# Job
Reproduce the listing verbatim.
== Provided data ==
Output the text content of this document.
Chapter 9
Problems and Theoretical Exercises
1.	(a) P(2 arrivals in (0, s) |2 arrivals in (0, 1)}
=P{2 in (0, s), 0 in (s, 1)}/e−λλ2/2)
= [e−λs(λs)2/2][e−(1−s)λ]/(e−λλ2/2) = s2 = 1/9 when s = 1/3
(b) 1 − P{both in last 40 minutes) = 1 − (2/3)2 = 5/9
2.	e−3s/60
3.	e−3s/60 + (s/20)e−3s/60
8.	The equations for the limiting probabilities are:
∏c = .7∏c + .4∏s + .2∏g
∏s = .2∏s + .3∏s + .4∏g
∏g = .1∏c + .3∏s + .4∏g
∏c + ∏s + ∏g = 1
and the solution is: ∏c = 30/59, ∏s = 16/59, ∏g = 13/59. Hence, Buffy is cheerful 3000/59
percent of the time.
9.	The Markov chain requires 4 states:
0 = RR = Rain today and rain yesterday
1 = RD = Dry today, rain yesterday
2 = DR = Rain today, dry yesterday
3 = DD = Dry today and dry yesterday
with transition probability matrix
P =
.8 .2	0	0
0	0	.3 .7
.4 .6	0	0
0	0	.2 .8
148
===
# Task output
Output the text content of this document.
Chapter 9
Problems and Theoretical Exercises
1.	(a) P(2 arrivals in (0, s) |2 arrivals in (0, 1)}
=P{2 in (0, s), 0 in (s, 1)}/e−λλ2/2)
= [e−λs(λs)2/2][e−(1−s)λ]/(e−λλ2/2) = s2 = 1/9 when s = 1/3
(b) 1 − P{both in last 40 minutes) = 1 − (2/3)2 = 5/9
2.	e−3s/60
3.	e−3s/60 + (s/20)e−3s/60
8.	The equations for the limiting probabilities are:
∏c = .7∏c + .4∏s + .2∏g
∏s = .2∏s + .3∏s + .4∏g
∏g = .1∏c + .3∏s + .4∏g
∏c + ∏s + ∏g = 1
and the solution is: ∏c = 30/59, ∏s = 16/59, ∏g = 13/59. Hence, Buffy is cheerful 3000/59
percent of the time.
9.	The Markov chain requires 4 states:
0 = RR = Rain today and rain yesterday
1 = RD = Dry today, rain yesterday
2 = DR = Rain today, dry yesterday
3 = DD = Dry today and dry yesterday
with transition probability matrix
P =
.8 .2	0	0
0	0	.3 .7
.4 .6	0	0
0	0	.2 .8
148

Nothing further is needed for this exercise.